--- Start Material to process ---
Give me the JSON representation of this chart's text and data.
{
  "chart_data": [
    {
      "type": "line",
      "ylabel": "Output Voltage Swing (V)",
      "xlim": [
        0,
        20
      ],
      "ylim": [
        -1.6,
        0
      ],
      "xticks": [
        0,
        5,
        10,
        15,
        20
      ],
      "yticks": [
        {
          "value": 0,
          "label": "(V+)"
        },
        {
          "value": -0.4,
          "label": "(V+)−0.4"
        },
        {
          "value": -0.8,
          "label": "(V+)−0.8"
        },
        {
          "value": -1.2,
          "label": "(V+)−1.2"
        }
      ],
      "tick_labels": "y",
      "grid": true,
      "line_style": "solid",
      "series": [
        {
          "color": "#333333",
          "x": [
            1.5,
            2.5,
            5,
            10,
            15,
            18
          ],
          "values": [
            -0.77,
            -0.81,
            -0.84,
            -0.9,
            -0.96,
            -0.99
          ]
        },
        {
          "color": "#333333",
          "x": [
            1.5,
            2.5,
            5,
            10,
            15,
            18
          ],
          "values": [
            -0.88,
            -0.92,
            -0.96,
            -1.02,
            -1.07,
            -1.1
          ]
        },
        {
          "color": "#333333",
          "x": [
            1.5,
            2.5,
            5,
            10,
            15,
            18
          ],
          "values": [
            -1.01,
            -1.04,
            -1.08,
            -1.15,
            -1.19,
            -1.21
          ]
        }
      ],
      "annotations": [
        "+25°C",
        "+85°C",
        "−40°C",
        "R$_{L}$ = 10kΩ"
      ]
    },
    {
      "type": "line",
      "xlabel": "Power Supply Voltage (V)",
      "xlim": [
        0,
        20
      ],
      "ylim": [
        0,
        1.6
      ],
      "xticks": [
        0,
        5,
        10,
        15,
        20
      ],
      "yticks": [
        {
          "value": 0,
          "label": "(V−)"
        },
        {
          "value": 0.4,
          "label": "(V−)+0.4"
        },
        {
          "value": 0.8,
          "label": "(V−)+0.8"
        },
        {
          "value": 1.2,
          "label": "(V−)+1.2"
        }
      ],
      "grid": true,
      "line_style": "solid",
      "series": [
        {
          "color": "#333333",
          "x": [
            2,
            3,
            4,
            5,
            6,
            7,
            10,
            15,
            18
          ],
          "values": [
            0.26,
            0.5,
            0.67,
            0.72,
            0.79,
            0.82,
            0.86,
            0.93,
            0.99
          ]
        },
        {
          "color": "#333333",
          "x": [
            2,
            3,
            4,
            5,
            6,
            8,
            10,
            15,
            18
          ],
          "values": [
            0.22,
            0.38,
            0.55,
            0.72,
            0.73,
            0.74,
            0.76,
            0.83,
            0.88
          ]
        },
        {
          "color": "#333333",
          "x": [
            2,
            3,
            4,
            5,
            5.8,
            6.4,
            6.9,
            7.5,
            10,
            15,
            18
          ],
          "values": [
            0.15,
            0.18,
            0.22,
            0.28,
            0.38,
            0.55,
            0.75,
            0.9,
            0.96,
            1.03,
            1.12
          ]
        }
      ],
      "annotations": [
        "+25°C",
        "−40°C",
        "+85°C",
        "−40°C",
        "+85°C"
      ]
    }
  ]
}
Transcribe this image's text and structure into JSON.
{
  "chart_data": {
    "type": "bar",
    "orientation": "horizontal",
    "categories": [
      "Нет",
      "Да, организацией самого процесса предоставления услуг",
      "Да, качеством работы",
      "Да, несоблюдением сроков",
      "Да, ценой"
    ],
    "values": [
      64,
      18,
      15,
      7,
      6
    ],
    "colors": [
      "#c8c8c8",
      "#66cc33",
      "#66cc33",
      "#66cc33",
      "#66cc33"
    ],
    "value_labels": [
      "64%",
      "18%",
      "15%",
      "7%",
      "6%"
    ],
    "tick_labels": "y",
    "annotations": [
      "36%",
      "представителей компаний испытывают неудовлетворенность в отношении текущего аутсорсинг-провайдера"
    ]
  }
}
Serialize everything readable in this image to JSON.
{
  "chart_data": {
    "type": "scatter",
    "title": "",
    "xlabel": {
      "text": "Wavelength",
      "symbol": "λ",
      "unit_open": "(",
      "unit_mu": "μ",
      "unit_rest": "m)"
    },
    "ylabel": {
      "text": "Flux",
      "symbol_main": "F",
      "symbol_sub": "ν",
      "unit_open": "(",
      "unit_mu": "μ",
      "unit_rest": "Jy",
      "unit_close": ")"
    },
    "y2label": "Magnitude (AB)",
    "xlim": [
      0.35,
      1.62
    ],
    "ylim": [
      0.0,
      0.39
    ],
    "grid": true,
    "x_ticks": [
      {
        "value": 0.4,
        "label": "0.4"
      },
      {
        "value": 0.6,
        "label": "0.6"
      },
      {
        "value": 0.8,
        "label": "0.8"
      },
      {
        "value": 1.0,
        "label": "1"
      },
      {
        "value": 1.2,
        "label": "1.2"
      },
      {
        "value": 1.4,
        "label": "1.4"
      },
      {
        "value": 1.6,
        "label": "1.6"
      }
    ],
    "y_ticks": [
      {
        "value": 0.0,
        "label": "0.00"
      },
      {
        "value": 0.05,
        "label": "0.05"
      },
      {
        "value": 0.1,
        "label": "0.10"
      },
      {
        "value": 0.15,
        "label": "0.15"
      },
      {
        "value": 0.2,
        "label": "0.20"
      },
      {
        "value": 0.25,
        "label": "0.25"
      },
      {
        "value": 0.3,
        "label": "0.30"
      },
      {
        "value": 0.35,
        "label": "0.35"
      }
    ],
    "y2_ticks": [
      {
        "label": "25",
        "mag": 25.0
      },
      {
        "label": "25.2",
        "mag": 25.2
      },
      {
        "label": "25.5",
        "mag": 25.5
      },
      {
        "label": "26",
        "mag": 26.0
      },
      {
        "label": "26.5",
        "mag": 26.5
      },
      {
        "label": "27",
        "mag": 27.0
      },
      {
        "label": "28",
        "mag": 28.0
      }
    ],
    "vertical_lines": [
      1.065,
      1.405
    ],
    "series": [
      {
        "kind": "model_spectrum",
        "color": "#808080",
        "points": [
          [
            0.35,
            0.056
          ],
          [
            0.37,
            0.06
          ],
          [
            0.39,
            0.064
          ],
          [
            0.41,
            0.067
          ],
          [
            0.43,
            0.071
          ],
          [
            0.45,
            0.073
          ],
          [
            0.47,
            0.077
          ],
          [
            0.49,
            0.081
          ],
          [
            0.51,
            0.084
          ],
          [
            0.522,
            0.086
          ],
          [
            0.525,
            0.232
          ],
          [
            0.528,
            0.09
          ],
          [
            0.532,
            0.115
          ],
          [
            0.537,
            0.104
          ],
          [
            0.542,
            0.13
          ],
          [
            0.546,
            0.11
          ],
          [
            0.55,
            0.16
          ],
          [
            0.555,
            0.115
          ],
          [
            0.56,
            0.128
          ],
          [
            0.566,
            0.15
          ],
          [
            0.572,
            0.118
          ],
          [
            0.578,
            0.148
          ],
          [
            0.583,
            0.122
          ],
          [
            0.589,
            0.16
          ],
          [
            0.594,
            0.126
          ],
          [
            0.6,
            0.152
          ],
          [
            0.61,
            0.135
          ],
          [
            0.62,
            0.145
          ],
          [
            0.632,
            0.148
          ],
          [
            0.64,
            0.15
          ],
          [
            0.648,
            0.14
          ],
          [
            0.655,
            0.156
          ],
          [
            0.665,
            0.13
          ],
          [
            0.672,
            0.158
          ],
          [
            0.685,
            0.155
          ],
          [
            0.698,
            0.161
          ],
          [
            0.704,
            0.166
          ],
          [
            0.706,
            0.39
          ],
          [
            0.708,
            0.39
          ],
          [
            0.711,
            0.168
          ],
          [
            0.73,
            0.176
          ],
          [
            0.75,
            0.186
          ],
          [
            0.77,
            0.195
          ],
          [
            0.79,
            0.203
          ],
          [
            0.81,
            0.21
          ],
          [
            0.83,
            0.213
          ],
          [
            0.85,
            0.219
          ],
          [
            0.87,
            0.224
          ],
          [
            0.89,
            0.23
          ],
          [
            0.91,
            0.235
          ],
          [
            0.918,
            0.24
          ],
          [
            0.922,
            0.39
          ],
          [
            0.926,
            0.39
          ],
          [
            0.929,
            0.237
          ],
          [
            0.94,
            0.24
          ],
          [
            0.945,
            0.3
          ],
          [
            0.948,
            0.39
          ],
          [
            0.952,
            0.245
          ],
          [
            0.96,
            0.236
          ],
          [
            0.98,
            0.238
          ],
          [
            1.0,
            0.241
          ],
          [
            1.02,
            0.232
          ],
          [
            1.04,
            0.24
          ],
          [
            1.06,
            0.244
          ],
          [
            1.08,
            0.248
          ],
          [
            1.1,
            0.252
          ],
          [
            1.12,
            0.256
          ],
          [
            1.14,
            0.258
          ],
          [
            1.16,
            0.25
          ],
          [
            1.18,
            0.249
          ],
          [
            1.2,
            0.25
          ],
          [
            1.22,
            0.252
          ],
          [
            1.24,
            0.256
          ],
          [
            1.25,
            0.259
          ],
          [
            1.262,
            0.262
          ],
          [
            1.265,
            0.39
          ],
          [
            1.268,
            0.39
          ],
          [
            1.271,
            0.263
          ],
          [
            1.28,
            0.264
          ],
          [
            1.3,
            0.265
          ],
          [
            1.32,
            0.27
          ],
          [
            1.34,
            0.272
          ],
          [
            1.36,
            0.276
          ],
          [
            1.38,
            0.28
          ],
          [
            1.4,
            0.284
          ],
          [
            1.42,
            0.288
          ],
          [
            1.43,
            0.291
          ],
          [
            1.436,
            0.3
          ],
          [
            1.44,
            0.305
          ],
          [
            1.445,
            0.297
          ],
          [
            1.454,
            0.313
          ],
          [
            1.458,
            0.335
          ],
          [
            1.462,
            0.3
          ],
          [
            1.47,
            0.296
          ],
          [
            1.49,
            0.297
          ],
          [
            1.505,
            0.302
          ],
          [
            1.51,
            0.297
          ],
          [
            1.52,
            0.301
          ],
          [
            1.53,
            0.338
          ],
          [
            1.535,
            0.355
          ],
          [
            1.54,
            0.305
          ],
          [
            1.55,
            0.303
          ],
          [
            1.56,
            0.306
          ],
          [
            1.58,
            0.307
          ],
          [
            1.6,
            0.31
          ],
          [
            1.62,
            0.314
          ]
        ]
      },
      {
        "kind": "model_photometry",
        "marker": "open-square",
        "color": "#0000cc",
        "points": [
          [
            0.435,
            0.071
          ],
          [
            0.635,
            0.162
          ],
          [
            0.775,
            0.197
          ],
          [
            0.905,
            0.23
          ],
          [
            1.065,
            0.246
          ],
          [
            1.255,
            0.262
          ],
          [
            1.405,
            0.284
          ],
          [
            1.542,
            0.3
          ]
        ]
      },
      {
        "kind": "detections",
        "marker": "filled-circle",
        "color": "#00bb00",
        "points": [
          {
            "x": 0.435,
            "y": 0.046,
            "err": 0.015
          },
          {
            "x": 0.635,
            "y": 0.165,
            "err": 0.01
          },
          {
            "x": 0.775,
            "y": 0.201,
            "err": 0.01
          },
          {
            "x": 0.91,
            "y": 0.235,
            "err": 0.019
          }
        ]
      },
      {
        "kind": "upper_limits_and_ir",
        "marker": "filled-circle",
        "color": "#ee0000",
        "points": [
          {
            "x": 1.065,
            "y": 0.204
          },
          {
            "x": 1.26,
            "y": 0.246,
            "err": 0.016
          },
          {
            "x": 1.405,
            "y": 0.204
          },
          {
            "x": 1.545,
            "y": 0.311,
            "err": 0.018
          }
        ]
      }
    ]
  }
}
--- End Material to process ---
▸ What you should do: Select and copy every line from the records that includes the word "JSON".

▸ Response below:
Give me the JSON representation of this chart's text and data.
Transcribe this image's text and structure into JSON.
Serialize everything readable in this image to JSON.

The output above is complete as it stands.